START

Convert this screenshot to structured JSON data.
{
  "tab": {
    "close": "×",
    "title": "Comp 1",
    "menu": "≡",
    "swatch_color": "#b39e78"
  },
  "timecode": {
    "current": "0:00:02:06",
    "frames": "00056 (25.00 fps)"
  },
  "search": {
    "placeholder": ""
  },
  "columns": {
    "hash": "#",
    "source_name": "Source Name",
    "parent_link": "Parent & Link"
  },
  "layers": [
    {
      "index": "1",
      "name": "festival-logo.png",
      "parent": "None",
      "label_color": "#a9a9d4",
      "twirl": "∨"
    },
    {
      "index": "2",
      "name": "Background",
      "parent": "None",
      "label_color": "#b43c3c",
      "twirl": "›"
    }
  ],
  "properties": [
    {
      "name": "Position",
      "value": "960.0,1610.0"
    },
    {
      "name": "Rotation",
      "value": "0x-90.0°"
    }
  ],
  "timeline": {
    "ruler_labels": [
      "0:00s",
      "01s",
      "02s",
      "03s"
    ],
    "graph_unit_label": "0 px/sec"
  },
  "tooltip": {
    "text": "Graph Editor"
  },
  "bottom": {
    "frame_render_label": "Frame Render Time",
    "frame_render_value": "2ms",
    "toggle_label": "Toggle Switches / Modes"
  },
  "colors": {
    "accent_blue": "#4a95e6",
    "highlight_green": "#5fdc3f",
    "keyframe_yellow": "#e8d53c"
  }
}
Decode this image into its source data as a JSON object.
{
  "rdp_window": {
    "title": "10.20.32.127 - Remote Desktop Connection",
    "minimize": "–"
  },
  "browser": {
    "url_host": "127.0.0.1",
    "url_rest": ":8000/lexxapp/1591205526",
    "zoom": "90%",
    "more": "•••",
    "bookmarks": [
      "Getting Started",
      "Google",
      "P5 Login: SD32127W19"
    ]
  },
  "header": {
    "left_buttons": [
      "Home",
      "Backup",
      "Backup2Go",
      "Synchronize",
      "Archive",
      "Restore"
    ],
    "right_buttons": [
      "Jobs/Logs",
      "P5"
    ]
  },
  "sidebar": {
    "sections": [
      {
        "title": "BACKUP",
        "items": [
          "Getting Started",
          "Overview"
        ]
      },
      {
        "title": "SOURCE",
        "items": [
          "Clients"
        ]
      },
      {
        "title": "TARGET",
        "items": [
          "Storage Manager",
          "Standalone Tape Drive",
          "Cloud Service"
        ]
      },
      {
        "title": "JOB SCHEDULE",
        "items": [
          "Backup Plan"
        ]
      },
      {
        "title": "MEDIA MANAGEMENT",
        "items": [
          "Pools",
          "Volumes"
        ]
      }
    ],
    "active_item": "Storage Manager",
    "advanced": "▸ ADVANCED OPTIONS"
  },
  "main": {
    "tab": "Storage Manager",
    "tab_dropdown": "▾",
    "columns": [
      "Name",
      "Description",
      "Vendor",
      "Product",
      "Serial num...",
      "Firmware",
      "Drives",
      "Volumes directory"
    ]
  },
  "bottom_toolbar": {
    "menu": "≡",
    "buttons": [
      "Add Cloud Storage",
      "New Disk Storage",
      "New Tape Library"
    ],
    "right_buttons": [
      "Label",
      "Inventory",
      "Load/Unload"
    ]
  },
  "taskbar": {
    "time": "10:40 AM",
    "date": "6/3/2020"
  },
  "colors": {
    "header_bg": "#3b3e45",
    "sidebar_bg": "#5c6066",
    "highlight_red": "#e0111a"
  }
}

END

* **Task objective**
Go through the entries and return each line where the word "JSON" appears.

* **Reply to the exercise**
Convert this screenshot to structured JSON data.
Decode this image into its source data as a JSON object.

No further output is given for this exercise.